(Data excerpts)
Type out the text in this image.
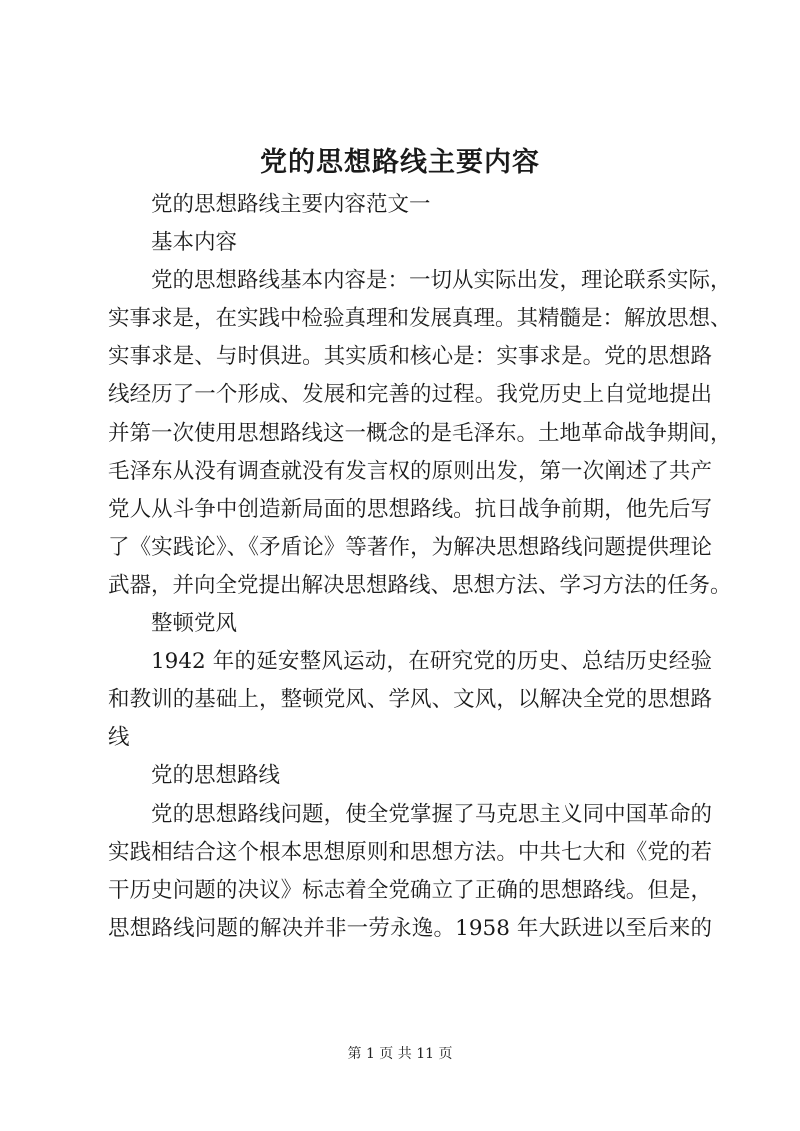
党的思想路线主要内容
党的思想路线主要内容范文一
基本内容
党的思想路线基本内容是：一切从实际出发，理论联系实际，
实事求是，在实践中检验真理和发展真理。其精髓是：解放思想、
实事求是、与时俱进。其实质和核心是：实事求是。党的思想路
线经历了一个形成、发展和完善的过程。我党历史上自觉地提出
并第一次使用思想路线这一概念的是毛泽东。土地革命战争期间，
毛泽东从没有调查就没有发言权的原则出发，第一次阐述了共产
党人从斗争中创造新局面的思想路线。抗日战争前期，他先后写
了《实践论》、《矛盾论》等著作，为解决思想路线问题提供理论
武器，并向全党提出解决思想路线、思想方法、学习方法的任务。
整顿党风
1942 年的延安整风运动，在研究党的历史、总结历史经验
和教训的基础上，整顿党风、学风、文风，以解决全党的思想路
线
党的思想路线
党的思想路线问题，使全党掌握了马克思主义同中国革命的
实践相结合这个根本思想原则和思想方法。中共七大和《党的若
干历史问题的决议》标志着全党确立了正确的思想路线。但是，
思想路线问题的解决并非一劳永逸。1958 年大跃进以至后来的
第 1 页 共 11 页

AIM: Count how many lines hold the string "实事求是" and give that number alone.

TASK OUTPUT: 2